GOAL: Omit the pictures and return every entry exactly as written.

Records from a collection:
========================================================================
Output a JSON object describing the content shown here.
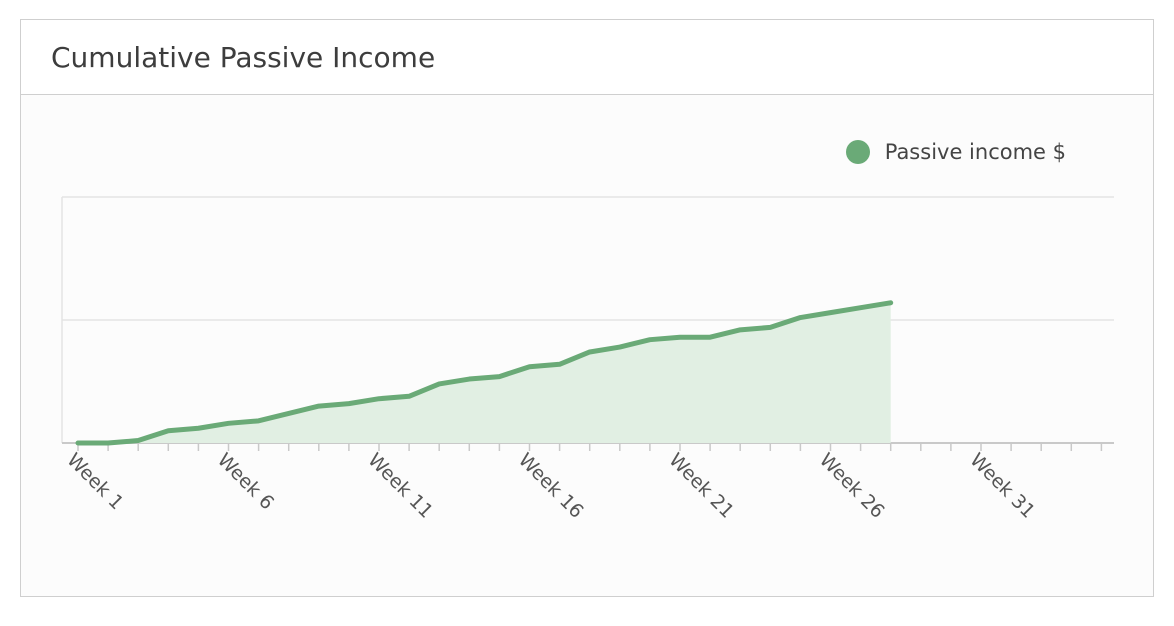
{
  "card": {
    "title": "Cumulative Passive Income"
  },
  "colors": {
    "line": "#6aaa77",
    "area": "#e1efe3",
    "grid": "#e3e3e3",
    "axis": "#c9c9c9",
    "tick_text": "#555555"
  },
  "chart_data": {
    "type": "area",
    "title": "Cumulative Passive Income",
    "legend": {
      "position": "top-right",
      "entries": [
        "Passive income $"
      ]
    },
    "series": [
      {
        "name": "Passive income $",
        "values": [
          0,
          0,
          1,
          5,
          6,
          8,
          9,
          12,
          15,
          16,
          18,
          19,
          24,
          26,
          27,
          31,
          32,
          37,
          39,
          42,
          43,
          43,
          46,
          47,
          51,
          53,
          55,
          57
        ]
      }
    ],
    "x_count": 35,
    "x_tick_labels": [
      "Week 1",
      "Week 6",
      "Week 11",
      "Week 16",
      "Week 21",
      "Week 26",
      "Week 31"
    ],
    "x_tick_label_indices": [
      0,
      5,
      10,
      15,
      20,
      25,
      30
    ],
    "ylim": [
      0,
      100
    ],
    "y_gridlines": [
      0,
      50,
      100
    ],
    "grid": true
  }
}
========================================================================
OUTPUT OF THE TASK:
Output a JSON object describing the content shown here.
{
  "card": {
    "title": "Cumulative Passive Income"
  },
  "colors": {
    "line": "#6aaa77",
    "area": "#e1efe3",
    "grid": "#e3e3e3",
    "axis": "#c9c9c9",
    "tick_text": "#555555"
  },
  "chart_data": {
    "type": "area",
    "title": "Cumulative Passive Income",
    "legend": {
      "position": "top-right",
      "entries": [
        "Passive income $"
      ]
    },
    "series": [
      {
        "name": "Passive income $",
        "values": [
          0,
          0,
          1,
          5,
          6,
          8,
          9,
          12,
          15,
          16,
          18,
          19,
          24,
          26,
          27,
          31,
          32,
          37,
          39,
          42,
          43,
          43,
          46,
          47,
          51,
          53,
          55,
          57
        ]
      }
    ],
    "x_count": 35,
    "x_tick_labels": [
      "Week 1",
      "Week 6",
      "Week 11",
      "Week 16",
      "Week 21",
      "Week 26",
      "Week 31"
    ],
    "x_tick_label_indices": [
      0,
      5,
      10,
      15,
      20,
      25,
      30
    ],
    "ylim": [
      0,
      100
    ],
    "y_gridlines": [
      0,
      50,
      100
    ],
    "grid": true
  }
}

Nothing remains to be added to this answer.